*Exercise instructions:*
Which lines of the records contain "durch"? Collect every one of them.

*Provided information:*
********************

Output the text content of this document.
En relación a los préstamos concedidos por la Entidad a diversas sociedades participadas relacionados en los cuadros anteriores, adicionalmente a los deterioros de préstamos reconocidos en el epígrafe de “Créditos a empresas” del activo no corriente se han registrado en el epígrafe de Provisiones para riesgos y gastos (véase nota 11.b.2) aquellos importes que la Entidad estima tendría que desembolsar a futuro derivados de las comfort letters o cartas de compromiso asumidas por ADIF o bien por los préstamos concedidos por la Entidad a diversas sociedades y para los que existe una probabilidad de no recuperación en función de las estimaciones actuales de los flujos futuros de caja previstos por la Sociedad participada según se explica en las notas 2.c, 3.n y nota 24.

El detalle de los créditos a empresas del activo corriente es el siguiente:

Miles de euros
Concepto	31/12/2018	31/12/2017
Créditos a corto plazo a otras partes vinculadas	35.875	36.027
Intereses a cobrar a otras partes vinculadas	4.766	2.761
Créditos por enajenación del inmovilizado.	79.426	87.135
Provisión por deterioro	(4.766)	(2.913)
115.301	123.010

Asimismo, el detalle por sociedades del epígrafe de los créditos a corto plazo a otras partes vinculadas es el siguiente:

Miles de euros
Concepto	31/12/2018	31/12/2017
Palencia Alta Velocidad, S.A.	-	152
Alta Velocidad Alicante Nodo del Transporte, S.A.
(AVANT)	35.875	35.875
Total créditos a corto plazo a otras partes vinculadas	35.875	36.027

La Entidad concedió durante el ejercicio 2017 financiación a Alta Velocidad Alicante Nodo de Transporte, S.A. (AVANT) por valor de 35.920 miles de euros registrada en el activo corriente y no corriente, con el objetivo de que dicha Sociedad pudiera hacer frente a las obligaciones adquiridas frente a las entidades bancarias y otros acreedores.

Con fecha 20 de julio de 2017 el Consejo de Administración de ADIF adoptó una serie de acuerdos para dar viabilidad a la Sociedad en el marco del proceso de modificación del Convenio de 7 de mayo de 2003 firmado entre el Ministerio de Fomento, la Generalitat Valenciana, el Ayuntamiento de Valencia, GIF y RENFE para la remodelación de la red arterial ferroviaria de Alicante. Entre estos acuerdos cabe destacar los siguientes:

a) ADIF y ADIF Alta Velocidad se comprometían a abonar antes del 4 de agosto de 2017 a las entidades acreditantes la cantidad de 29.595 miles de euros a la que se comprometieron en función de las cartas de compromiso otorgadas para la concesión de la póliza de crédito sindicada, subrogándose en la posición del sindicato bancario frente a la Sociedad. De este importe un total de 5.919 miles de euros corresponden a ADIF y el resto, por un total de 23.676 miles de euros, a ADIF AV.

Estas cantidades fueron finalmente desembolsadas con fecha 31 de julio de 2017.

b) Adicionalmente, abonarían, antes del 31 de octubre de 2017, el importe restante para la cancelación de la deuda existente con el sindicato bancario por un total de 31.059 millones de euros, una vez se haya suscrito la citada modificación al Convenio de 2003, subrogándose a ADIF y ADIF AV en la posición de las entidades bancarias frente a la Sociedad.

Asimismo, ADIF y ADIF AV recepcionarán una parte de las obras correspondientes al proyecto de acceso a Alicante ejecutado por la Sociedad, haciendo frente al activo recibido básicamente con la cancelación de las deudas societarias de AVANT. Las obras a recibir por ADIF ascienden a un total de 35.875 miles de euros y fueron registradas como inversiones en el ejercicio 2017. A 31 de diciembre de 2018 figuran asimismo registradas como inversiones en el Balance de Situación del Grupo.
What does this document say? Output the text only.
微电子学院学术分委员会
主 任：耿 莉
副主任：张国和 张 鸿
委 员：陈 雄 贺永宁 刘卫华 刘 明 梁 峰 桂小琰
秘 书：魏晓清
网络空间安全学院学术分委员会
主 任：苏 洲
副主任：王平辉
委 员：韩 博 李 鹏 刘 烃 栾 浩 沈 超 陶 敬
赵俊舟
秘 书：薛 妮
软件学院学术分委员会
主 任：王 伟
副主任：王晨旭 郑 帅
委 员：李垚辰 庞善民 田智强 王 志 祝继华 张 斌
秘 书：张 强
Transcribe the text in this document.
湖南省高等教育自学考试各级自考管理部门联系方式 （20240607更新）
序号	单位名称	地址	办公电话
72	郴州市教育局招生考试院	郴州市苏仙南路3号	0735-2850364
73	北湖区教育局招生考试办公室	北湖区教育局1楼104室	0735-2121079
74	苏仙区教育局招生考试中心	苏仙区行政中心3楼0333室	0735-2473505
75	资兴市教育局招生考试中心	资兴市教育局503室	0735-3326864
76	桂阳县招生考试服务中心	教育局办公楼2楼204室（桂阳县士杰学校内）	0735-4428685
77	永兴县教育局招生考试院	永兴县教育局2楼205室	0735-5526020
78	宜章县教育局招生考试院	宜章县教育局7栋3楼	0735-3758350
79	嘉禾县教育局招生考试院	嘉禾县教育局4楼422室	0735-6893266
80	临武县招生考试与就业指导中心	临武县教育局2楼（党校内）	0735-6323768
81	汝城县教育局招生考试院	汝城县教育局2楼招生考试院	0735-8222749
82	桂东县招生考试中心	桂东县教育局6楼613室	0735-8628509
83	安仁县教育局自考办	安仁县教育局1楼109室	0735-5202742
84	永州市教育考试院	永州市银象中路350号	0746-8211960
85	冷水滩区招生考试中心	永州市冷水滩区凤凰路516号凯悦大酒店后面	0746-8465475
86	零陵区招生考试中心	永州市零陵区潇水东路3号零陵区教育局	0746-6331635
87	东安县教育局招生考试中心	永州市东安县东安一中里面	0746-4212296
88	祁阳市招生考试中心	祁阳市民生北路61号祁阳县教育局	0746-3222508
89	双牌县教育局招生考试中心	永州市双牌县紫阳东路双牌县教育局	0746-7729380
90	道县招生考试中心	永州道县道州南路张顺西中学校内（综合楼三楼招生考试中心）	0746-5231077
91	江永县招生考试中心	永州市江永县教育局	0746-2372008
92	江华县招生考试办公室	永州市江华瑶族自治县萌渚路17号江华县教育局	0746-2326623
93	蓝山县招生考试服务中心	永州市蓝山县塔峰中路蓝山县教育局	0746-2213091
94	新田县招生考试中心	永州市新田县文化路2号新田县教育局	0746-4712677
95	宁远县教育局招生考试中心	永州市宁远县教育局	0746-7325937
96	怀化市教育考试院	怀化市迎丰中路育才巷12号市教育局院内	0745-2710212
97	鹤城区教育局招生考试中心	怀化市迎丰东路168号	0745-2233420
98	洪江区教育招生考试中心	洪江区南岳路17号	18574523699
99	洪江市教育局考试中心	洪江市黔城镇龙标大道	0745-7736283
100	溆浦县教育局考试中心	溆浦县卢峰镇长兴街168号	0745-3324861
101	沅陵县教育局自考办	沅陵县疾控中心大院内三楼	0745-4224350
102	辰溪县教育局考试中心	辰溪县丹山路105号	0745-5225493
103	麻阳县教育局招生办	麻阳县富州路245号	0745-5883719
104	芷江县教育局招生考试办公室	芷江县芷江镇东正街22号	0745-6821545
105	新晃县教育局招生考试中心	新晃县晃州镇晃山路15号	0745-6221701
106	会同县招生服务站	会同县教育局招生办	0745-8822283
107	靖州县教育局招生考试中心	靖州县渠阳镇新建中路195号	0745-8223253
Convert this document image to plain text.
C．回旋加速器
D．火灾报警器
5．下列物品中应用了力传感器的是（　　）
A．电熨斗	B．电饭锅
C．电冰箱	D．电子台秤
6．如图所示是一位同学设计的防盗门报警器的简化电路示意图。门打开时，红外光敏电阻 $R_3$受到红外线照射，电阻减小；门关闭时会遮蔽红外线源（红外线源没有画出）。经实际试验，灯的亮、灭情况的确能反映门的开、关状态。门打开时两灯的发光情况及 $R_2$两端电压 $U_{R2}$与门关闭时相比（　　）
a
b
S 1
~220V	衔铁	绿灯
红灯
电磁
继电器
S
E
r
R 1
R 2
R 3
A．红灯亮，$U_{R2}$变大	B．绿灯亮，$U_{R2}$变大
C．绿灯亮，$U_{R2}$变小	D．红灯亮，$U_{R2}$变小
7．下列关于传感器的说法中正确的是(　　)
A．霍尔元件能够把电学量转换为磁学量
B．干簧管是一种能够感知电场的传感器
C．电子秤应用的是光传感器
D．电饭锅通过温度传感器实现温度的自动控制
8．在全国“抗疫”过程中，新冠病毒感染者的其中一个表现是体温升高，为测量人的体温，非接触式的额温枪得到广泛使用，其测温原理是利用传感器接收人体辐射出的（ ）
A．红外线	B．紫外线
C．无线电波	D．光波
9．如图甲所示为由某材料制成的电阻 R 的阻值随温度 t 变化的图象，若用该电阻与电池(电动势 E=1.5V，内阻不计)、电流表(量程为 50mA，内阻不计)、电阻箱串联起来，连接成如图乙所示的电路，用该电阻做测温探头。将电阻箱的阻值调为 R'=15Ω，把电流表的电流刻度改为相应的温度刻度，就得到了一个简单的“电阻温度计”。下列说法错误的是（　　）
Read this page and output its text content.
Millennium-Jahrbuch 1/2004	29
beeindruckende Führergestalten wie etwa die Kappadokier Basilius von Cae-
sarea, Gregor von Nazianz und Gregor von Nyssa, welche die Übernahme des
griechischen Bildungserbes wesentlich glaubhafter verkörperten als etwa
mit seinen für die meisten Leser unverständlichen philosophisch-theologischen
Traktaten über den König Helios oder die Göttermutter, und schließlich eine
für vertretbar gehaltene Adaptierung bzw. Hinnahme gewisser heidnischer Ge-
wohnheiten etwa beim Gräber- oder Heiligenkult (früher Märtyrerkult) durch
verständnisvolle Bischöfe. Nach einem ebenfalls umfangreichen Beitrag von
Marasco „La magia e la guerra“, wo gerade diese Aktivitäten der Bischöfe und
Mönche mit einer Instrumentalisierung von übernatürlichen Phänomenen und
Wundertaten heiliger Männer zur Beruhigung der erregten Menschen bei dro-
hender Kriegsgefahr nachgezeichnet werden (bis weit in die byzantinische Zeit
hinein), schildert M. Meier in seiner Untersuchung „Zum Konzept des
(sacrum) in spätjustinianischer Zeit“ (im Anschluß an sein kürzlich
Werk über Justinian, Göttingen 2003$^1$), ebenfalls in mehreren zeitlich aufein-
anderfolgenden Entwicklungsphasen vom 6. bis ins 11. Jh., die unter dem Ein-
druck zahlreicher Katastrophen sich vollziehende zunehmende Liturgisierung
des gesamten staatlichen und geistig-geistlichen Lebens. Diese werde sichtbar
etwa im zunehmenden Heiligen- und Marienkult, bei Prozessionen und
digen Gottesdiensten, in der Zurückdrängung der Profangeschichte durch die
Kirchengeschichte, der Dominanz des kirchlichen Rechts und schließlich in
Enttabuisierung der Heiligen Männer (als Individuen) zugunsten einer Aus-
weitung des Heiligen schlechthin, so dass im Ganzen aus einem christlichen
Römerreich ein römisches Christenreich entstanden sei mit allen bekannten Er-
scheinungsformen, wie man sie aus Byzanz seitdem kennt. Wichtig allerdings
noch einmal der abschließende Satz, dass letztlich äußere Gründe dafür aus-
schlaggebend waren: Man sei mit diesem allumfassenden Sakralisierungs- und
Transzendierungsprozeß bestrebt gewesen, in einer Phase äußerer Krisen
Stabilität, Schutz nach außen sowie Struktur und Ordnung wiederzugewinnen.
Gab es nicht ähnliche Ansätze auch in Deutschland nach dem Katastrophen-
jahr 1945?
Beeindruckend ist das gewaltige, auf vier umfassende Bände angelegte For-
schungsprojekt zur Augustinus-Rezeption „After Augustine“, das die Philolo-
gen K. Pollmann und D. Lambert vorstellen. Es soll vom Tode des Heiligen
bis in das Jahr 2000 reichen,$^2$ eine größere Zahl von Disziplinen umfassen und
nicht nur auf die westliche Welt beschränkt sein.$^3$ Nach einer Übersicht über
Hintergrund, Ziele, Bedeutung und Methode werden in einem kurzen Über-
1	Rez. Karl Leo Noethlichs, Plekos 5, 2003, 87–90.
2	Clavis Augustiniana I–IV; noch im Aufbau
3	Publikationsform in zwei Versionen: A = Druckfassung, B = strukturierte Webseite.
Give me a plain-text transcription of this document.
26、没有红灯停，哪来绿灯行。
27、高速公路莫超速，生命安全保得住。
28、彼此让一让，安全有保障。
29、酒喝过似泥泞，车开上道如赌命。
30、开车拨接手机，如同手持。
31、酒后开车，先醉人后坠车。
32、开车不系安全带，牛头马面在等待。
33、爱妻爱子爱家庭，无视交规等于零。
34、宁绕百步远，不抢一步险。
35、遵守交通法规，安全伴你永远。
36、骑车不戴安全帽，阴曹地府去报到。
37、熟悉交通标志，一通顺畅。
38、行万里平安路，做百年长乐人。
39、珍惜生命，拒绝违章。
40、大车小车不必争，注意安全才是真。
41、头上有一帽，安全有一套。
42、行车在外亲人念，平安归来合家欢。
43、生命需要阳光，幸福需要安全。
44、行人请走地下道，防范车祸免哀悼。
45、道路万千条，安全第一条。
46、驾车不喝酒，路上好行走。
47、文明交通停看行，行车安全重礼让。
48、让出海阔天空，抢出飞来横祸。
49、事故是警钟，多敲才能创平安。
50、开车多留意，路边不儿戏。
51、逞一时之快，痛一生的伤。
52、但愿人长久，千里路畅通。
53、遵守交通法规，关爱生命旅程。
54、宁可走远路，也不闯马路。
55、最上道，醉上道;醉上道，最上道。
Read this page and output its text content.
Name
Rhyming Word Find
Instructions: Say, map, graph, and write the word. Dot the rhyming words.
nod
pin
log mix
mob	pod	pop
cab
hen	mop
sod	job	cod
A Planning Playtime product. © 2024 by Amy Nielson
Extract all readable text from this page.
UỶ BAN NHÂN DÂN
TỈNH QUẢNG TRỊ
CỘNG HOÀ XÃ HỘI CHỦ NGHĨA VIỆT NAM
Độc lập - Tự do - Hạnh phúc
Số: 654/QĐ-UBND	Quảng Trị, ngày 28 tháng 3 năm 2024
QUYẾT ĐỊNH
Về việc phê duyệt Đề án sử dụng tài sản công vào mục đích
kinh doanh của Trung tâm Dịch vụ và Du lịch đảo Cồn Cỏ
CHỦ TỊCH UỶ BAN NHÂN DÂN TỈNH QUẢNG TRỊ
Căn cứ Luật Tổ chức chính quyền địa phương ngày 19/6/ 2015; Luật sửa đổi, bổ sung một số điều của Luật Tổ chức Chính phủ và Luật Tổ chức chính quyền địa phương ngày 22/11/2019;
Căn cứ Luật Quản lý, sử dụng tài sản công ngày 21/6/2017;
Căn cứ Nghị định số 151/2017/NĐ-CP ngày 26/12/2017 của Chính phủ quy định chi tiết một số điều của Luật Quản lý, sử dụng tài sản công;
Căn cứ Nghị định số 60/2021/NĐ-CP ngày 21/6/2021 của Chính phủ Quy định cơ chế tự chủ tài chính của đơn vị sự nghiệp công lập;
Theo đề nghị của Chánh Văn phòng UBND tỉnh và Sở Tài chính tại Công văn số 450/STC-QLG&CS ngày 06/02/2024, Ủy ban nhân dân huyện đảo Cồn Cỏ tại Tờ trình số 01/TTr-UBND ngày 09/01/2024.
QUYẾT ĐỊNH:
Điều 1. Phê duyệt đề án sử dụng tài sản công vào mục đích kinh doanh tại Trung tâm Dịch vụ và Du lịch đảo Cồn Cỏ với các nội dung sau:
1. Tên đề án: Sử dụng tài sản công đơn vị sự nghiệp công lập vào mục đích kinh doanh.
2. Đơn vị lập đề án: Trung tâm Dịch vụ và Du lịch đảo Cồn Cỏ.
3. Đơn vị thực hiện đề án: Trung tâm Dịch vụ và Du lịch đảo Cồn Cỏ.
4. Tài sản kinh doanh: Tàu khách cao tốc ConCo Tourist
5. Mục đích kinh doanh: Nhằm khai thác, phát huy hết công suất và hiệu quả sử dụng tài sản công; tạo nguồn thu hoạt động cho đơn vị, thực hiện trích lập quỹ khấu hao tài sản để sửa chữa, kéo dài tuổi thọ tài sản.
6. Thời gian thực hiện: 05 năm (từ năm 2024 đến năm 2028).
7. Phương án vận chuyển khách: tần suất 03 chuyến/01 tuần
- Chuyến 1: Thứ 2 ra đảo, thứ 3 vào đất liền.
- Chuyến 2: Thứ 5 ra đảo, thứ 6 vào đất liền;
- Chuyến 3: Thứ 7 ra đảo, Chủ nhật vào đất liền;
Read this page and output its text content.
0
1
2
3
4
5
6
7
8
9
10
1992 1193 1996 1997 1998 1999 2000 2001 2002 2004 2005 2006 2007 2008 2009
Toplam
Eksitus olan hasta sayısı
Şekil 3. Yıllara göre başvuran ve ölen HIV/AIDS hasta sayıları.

********************

*Correct response:*
wohnheiten etwa beim Gräber- oder Heiligenkult (früher Märtyrerkult) durch
digen Gottesdiensten, in der Zurückdrängung der Profangeschichte durch die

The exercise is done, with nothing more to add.